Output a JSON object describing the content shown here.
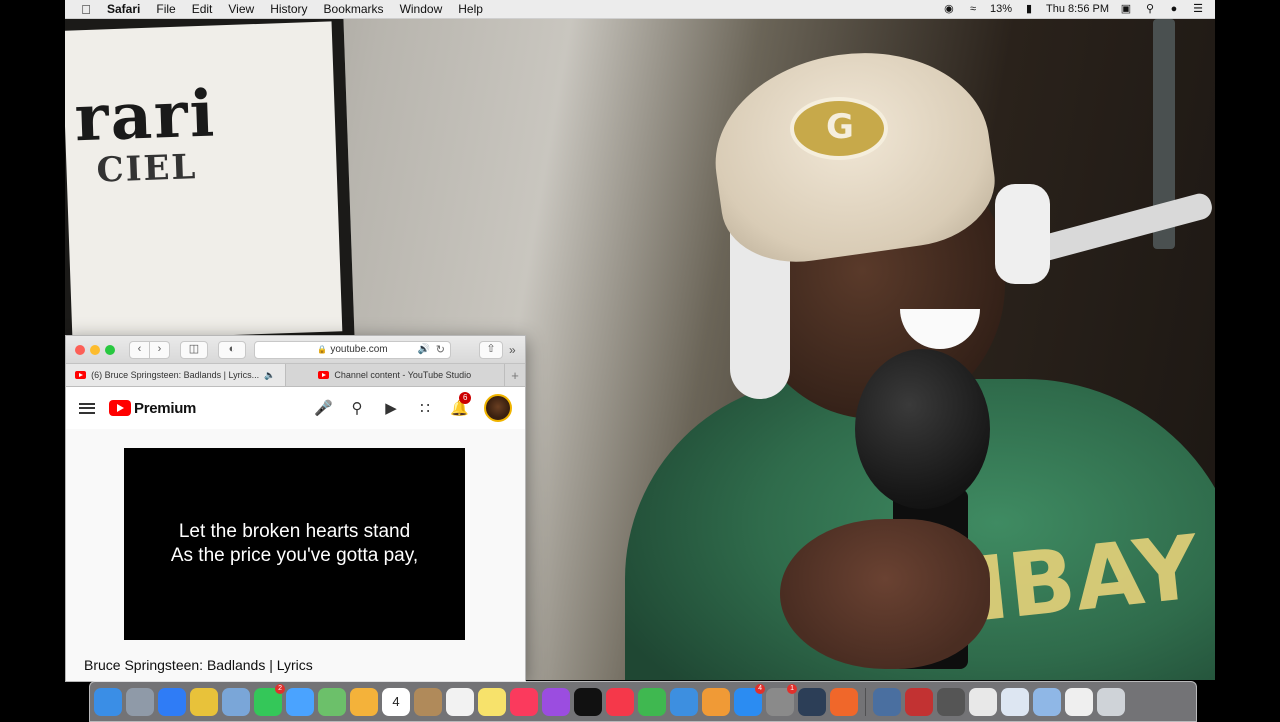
{
  "menubar": {
    "app": "Safari",
    "menus": [
      "File",
      "Edit",
      "View",
      "History",
      "Bookmarks",
      "Window",
      "Help"
    ],
    "battery": "13%",
    "clock": "Thu 8:56 PM"
  },
  "browser": {
    "url": "youtube.com",
    "tabs": [
      {
        "title": "(6) Bruce Springsteen: Badlands | Lyrics..."
      },
      {
        "title": "Channel content - YouTube Studio"
      }
    ]
  },
  "youtube": {
    "logo": "Premium",
    "notification_count": "6",
    "lyrics": [
      "Let the broken hearts stand",
      "As the price you've gotta pay,"
    ],
    "video_title": "Bruce Springsteen: Badlands | Lyrics"
  },
  "dock": {
    "calendar_day": "4",
    "apps": [
      {
        "name": "finder",
        "color": "#3a8ee6"
      },
      {
        "name": "launchpad",
        "color": "#8f9aa8"
      },
      {
        "name": "safari",
        "color": "#2f7cf6"
      },
      {
        "name": "chrome",
        "color": "#e8c23a"
      },
      {
        "name": "preview",
        "color": "#7aa6d8"
      },
      {
        "name": "facetime",
        "color": "#34c759",
        "badge": "2"
      },
      {
        "name": "messages",
        "color": "#4aa3ff"
      },
      {
        "name": "maps",
        "color": "#6cc06a"
      },
      {
        "name": "photos",
        "color": "#f4b23a"
      },
      {
        "name": "calendar",
        "color": "#ffffff"
      },
      {
        "name": "notes-brown",
        "color": "#b08a5a"
      },
      {
        "name": "reminders",
        "color": "#f2f2f2"
      },
      {
        "name": "stickies",
        "color": "#f7e26b"
      },
      {
        "name": "music",
        "color": "#fb3a5d"
      },
      {
        "name": "podcasts",
        "color": "#9b4de0"
      },
      {
        "name": "tv",
        "color": "#111111"
      },
      {
        "name": "news",
        "color": "#f5384a"
      },
      {
        "name": "numbers",
        "color": "#3fb850"
      },
      {
        "name": "keynote",
        "color": "#3d8fe0"
      },
      {
        "name": "pages",
        "color": "#f09a36"
      },
      {
        "name": "app-store",
        "color": "#2b8cf2",
        "badge": "4"
      },
      {
        "name": "system-preferences",
        "color": "#8a8a8a",
        "badge": "1"
      },
      {
        "name": "quicktime",
        "color": "#2c3e57"
      },
      {
        "name": "screen-recorder",
        "color": "#f0672a"
      }
    ],
    "extras": [
      {
        "name": "photo-booth",
        "color": "#4a6fa0"
      },
      {
        "name": "collage",
        "color": "#c23232"
      },
      {
        "name": "calculator",
        "color": "#555555"
      },
      {
        "name": "document",
        "color": "#e8e8e8"
      },
      {
        "name": "document-2",
        "color": "#dde6f2"
      },
      {
        "name": "folder",
        "color": "#8fb7e6"
      },
      {
        "name": "document-3",
        "color": "#efefef"
      },
      {
        "name": "trash",
        "color": "#cfd3d8"
      }
    ]
  },
  "colors": {
    "youtube_red": "#ff0000",
    "safari_blue": "#2f7cf6"
  }
}
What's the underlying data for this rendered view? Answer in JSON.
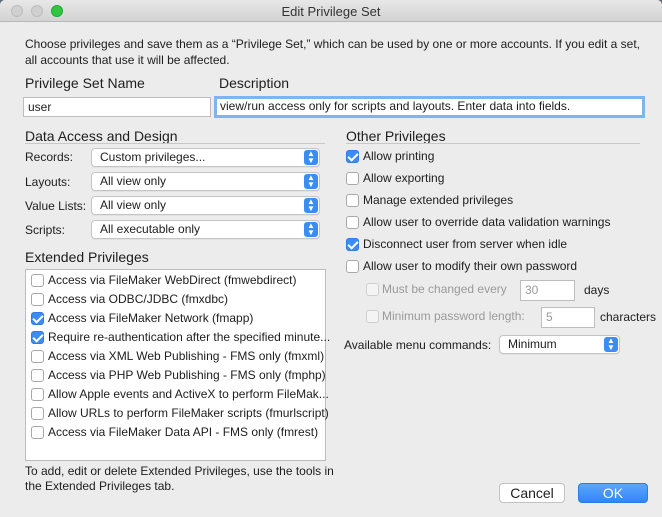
{
  "window": {
    "title": "Edit Privilege Set"
  },
  "intro": "Choose privileges and save them as a “Privilege Set,” which can be used by one or more accounts. If you edit a set, all accounts that use it will be affected.",
  "name": {
    "label": "Privilege Set Name",
    "value": "user"
  },
  "description": {
    "label": "Description",
    "value": "view/run access only for scripts and layouts. Enter data into fields."
  },
  "data_access": {
    "heading": "Data Access and Design",
    "records": {
      "label": "Records:",
      "value": "Custom privileges..."
    },
    "layouts": {
      "label": "Layouts:",
      "value": "All view only"
    },
    "value_lists": {
      "label": "Value Lists:",
      "value": "All view only"
    },
    "scripts": {
      "label": "Scripts:",
      "value": "All executable only"
    }
  },
  "extended": {
    "heading": "Extended Privileges",
    "items": [
      {
        "label": "Access via FileMaker WebDirect (fmwebdirect)",
        "checked": false
      },
      {
        "label": "Access via ODBC/JDBC (fmxdbc)",
        "checked": false
      },
      {
        "label": "Access via FileMaker Network (fmapp)",
        "checked": true
      },
      {
        "label": "Require re-authentication after the specified minute...",
        "checked": true
      },
      {
        "label": "Access via XML Web Publishing - FMS only (fmxml)",
        "checked": false
      },
      {
        "label": "Access via PHP Web Publishing - FMS only (fmphp)",
        "checked": false
      },
      {
        "label": "Allow Apple events and ActiveX to perform FileMak...",
        "checked": false
      },
      {
        "label": "Allow URLs to perform FileMaker scripts (fmurlscript)",
        "checked": false
      },
      {
        "label": "Access via FileMaker Data API - FMS only (fmrest)",
        "checked": false
      }
    ],
    "footnote": "To add, edit or delete Extended Privileges, use the tools in the Extended Privileges tab."
  },
  "other": {
    "heading": "Other Privileges",
    "allow_printing": {
      "label": "Allow printing",
      "checked": true
    },
    "allow_exporting": {
      "label": "Allow exporting",
      "checked": false
    },
    "manage_extended": {
      "label": "Manage extended privileges",
      "checked": false
    },
    "override_validation": {
      "label": "Allow user to override data validation warnings",
      "checked": false
    },
    "disconnect_idle": {
      "label": "Disconnect user from server when idle",
      "checked": true
    },
    "modify_password": {
      "label": "Allow user to modify their own password",
      "checked": false
    },
    "must_change": {
      "label": "Must be changed every",
      "value": "30",
      "unit": "days"
    },
    "min_length": {
      "label": "Minimum password length:",
      "value": "5",
      "unit": "characters"
    },
    "menu_commands": {
      "label": "Available menu commands:",
      "value": "Minimum"
    }
  },
  "buttons": {
    "cancel": "Cancel",
    "ok": "OK"
  },
  "colors": {
    "accent": "#3c8cf5",
    "background": "#ececec"
  }
}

* * * *

Copy each line from the records above that includes the string "user".

    "value": "user"
      "label": "Allow user to override data validation warnings",
      "label": "Disconnect user from server when idle",
      "label": "Allow user to modify their own password",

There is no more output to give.